[START Records for the task]

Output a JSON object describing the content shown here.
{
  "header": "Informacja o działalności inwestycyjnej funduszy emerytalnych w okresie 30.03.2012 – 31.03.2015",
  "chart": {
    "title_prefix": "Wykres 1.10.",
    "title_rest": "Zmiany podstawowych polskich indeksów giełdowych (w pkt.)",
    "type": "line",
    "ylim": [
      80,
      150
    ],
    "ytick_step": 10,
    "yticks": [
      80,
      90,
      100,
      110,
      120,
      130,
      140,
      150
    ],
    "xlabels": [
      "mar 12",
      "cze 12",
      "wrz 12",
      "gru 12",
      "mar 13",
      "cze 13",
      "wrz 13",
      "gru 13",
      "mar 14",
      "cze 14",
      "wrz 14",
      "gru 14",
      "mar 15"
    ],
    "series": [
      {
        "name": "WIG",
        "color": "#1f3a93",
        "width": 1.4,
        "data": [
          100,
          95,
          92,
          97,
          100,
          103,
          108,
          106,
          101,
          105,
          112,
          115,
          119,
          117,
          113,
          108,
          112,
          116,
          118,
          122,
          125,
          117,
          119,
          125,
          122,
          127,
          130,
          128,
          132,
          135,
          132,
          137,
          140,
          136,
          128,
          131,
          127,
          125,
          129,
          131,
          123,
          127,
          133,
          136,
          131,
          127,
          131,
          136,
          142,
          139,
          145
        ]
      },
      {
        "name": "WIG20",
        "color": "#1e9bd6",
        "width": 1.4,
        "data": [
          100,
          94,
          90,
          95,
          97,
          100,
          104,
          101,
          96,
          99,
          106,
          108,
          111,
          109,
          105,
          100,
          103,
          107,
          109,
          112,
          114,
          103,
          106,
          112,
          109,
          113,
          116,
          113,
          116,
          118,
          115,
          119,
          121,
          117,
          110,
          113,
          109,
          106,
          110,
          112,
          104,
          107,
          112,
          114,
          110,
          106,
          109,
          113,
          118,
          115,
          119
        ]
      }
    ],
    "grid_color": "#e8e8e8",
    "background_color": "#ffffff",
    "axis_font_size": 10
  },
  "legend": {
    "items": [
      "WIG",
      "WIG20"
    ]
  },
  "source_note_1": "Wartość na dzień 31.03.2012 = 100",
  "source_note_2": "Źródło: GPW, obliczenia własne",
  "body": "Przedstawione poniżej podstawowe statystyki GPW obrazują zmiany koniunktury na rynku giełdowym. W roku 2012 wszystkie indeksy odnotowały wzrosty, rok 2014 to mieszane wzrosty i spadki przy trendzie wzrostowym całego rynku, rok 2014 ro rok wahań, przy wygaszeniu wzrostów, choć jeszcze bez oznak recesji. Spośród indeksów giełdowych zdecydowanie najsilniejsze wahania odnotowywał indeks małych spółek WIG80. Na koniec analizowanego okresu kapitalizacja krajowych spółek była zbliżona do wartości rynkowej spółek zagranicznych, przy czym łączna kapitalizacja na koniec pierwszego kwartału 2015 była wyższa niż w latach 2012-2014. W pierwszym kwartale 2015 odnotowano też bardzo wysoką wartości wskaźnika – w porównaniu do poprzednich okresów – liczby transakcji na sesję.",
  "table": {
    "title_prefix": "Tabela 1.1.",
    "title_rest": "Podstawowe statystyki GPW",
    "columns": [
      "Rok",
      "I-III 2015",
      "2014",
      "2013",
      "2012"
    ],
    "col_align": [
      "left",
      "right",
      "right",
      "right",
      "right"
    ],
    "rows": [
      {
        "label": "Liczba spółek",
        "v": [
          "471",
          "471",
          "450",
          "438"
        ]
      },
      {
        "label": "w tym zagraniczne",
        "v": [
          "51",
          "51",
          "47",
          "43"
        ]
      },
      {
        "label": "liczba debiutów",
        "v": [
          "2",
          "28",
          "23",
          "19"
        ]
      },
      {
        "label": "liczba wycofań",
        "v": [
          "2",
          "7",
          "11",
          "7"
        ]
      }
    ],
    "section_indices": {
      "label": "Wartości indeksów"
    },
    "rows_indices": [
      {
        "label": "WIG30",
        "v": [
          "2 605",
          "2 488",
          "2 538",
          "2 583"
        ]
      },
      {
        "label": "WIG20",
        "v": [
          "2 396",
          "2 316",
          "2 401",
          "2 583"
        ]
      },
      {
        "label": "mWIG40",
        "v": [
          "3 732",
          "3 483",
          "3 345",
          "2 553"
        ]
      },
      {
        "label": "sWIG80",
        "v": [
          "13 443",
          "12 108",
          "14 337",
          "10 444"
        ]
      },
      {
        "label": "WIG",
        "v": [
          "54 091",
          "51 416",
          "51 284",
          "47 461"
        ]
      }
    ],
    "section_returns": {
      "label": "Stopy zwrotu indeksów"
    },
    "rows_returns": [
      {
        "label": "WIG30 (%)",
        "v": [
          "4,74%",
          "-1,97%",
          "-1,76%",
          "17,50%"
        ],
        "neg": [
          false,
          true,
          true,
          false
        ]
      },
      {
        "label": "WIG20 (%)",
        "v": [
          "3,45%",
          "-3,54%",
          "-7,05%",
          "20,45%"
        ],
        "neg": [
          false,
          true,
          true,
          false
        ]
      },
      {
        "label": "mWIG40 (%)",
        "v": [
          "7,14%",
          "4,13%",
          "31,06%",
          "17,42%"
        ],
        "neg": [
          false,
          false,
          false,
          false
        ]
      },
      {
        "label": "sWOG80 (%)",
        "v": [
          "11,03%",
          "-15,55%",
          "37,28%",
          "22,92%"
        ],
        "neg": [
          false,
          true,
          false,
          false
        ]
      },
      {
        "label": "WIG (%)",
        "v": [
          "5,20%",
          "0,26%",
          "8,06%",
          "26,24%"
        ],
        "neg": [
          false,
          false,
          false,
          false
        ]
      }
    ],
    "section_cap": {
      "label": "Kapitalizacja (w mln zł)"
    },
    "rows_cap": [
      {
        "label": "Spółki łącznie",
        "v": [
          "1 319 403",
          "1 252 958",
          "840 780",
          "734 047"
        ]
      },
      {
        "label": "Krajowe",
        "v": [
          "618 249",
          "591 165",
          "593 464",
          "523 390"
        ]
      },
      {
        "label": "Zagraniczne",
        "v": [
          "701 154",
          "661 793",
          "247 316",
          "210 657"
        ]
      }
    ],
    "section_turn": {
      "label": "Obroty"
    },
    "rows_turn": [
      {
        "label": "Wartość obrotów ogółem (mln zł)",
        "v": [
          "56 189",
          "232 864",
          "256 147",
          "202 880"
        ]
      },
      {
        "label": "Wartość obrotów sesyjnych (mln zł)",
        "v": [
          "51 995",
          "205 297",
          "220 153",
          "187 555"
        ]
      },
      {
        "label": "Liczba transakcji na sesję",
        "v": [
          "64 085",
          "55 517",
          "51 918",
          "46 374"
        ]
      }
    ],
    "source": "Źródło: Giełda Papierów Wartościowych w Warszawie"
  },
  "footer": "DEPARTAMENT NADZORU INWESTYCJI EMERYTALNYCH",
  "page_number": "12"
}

[END Records for the task]

All lines of the data above that include the word "Źródło" must be shown.

  "source_note_2": "Źródło: GPW, obliczenia własne",
    "source": "Źródło: Giełda Papierów Wartościowych w Warszawie"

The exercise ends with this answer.